*Required task:* Only lines holding the word "assets" should be copied from the material.

*Data supplied:*
--- start ---

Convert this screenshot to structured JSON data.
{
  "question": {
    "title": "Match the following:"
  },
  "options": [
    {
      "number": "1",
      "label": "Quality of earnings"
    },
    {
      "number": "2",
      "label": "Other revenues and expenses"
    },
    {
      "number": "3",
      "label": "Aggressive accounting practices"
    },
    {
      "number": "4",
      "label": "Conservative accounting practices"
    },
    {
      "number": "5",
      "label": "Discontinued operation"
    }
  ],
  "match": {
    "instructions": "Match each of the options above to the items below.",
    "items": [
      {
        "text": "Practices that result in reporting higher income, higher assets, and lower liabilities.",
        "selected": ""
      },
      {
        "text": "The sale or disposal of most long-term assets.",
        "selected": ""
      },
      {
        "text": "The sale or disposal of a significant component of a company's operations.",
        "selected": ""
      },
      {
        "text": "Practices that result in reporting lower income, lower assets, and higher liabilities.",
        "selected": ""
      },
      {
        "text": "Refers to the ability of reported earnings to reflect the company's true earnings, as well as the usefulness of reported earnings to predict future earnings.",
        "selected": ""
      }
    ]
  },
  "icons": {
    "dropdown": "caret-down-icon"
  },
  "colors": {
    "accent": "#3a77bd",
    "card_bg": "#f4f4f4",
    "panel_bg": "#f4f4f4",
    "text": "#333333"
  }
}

--- end ---

*Right answer:*
        "text": "Practices that result in reporting higher income, higher assets, and lower liabilities.",
        "text": "The sale or disposal of most long-term assets.",
        "text": "Practices that result in reporting lower income, lower assets, and higher liabilities.",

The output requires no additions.